**The problem**. Copy each record exactly as it reads, leaving out any pictures it holds.

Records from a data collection
━━━━
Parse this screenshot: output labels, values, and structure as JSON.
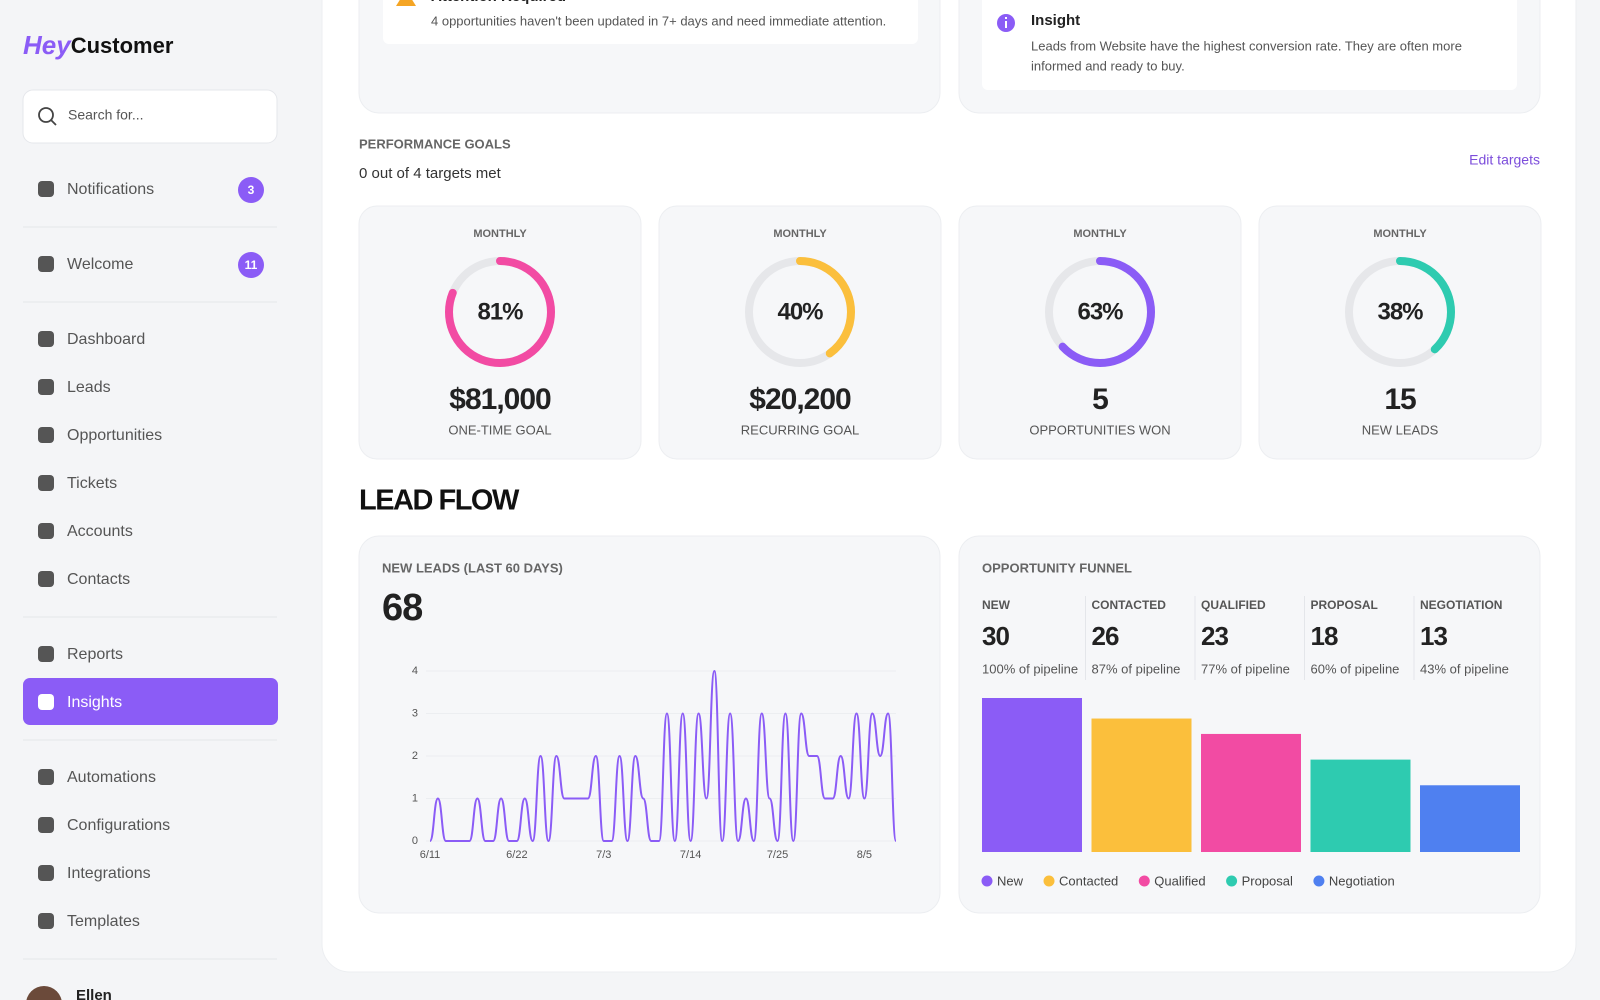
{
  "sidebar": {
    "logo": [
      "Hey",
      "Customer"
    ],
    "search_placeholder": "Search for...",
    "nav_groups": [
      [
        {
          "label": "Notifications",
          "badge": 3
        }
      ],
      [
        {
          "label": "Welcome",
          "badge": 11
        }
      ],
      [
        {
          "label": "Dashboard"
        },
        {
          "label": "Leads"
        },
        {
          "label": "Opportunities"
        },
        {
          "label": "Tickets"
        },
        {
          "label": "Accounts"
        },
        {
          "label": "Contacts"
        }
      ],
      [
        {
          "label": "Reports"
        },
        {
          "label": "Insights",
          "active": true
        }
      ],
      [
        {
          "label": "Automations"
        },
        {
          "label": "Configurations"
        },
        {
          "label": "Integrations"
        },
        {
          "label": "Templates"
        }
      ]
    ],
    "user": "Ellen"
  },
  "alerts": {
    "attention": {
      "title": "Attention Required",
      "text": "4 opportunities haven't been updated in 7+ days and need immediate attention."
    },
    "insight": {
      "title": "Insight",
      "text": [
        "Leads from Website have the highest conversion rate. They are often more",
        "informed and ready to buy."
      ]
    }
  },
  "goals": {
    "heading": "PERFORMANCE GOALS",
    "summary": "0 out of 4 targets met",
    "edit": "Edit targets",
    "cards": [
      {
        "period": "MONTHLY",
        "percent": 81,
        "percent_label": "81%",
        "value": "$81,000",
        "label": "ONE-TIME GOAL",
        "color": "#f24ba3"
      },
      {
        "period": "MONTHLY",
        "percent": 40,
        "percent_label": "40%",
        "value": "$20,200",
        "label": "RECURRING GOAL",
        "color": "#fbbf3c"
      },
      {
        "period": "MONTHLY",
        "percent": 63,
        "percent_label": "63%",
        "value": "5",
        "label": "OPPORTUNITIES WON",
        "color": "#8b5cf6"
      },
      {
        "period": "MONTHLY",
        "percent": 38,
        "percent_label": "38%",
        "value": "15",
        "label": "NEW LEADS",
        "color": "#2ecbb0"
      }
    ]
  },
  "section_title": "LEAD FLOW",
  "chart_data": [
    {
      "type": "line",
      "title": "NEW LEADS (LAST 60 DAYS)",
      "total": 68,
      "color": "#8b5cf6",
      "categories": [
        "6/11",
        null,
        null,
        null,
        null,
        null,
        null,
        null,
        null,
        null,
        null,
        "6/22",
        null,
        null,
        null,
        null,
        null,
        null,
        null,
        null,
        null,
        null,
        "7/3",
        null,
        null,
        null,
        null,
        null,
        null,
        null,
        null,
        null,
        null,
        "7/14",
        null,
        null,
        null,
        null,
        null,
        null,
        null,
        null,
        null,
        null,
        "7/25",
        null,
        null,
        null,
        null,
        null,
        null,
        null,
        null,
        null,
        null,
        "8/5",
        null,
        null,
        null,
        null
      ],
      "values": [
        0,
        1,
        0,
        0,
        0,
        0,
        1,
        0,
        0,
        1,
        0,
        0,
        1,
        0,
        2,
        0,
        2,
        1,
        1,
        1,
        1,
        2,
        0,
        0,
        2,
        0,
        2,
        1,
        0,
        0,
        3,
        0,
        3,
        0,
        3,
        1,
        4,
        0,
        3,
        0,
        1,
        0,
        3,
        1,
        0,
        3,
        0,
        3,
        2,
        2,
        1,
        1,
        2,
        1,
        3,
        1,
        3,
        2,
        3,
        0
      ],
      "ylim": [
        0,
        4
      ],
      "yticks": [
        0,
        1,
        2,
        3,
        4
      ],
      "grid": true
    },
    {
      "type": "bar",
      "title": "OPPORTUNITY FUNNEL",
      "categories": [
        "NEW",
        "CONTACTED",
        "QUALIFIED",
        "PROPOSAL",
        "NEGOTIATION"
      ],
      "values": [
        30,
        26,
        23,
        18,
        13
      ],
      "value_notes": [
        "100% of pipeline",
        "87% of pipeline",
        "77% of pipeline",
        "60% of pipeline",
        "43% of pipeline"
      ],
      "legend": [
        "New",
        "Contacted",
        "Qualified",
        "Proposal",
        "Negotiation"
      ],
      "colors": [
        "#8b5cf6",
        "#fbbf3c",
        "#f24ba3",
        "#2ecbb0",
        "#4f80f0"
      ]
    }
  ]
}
━━━━
**Result below**.
Parse this screenshot: output labels, values, and structure as JSON.
{
  "sidebar": {
    "logo": [
      "Hey",
      "Customer"
    ],
    "search_placeholder": "Search for...",
    "nav_groups": [
      [
        {
          "label": "Notifications",
          "badge": 3
        }
      ],
      [
        {
          "label": "Welcome",
          "badge": 11
        }
      ],
      [
        {
          "label": "Dashboard"
        },
        {
          "label": "Leads"
        },
        {
          "label": "Opportunities"
        },
        {
          "label": "Tickets"
        },
        {
          "label": "Accounts"
        },
        {
          "label": "Contacts"
        }
      ],
      [
        {
          "label": "Reports"
        },
        {
          "label": "Insights",
          "active": true
        }
      ],
      [
        {
          "label": "Automations"
        },
        {
          "label": "Configurations"
        },
        {
          "label": "Integrations"
        },
        {
          "label": "Templates"
        }
      ]
    ],
    "user": "Ellen"
  },
  "alerts": {
    "attention": {
      "title": "Attention Required",
      "text": "4 opportunities haven't been updated in 7+ days and need immediate attention."
    },
    "insight": {
      "title": "Insight",
      "text": [
        "Leads from Website have the highest conversion rate. They are often more",
        "informed and ready to buy."
      ]
    }
  },
  "goals": {
    "heading": "PERFORMANCE GOALS",
    "summary": "0 out of 4 targets met",
    "edit": "Edit targets",
    "cards": [
      {
        "period": "MONTHLY",
        "percent": 81,
        "percent_label": "81%",
        "value": "$81,000",
        "label": "ONE-TIME GOAL",
        "color": "#f24ba3"
      },
      {
        "period": "MONTHLY",
        "percent": 40,
        "percent_label": "40%",
        "value": "$20,200",
        "label": "RECURRING GOAL",
        "color": "#fbbf3c"
      },
      {
        "period": "MONTHLY",
        "percent": 63,
        "percent_label": "63%",
        "value": "5",
        "label": "OPPORTUNITIES WON",
        "color": "#8b5cf6"
      },
      {
        "period": "MONTHLY",
        "percent": 38,
        "percent_label": "38%",
        "value": "15",
        "label": "NEW LEADS",
        "color": "#2ecbb0"
      }
    ]
  },
  "section_title": "LEAD FLOW",
  "chart_data": [
    {
      "type": "line",
      "title": "NEW LEADS (LAST 60 DAYS)",
      "total": 68,
      "color": "#8b5cf6",
      "categories": [
        "6/11",
        null,
        null,
        null,
        null,
        null,
        null,
        null,
        null,
        null,
        null,
        "6/22",
        null,
        null,
        null,
        null,
        null,
        null,
        null,
        null,
        null,
        null,
        "7/3",
        null,
        null,
        null,
        null,
        null,
        null,
        null,
        null,
        null,
        null,
        "7/14",
        null,
        null,
        null,
        null,
        null,
        null,
        null,
        null,
        null,
        null,
        "7/25",
        null,
        null,
        null,
        null,
        null,
        null,
        null,
        null,
        null,
        null,
        "8/5",
        null,
        null,
        null,
        null
      ],
      "values": [
        0,
        1,
        0,
        0,
        0,
        0,
        1,
        0,
        0,
        1,
        0,
        0,
        1,
        0,
        2,
        0,
        2,
        1,
        1,
        1,
        1,
        2,
        0,
        0,
        2,
        0,
        2,
        1,
        0,
        0,
        3,
        0,
        3,
        0,
        3,
        1,
        4,
        0,
        3,
        0,
        1,
        0,
        3,
        1,
        0,
        3,
        0,
        3,
        2,
        2,
        1,
        1,
        2,
        1,
        3,
        1,
        3,
        2,
        3,
        0
      ],
      "ylim": [
        0,
        4
      ],
      "yticks": [
        0,
        1,
        2,
        3,
        4
      ],
      "grid": true
    },
    {
      "type": "bar",
      "title": "OPPORTUNITY FUNNEL",
      "categories": [
        "NEW",
        "CONTACTED",
        "QUALIFIED",
        "PROPOSAL",
        "NEGOTIATION"
      ],
      "values": [
        30,
        26,
        23,
        18,
        13
      ],
      "value_notes": [
        "100% of pipeline",
        "87% of pipeline",
        "77% of pipeline",
        "60% of pipeline",
        "43% of pipeline"
      ],
      "legend": [
        "New",
        "Contacted",
        "Qualified",
        "Proposal",
        "Negotiation"
      ],
      "colors": [
        "#8b5cf6",
        "#fbbf3c",
        "#f24ba3",
        "#2ecbb0",
        "#4f80f0"
      ]
    }
  ]
}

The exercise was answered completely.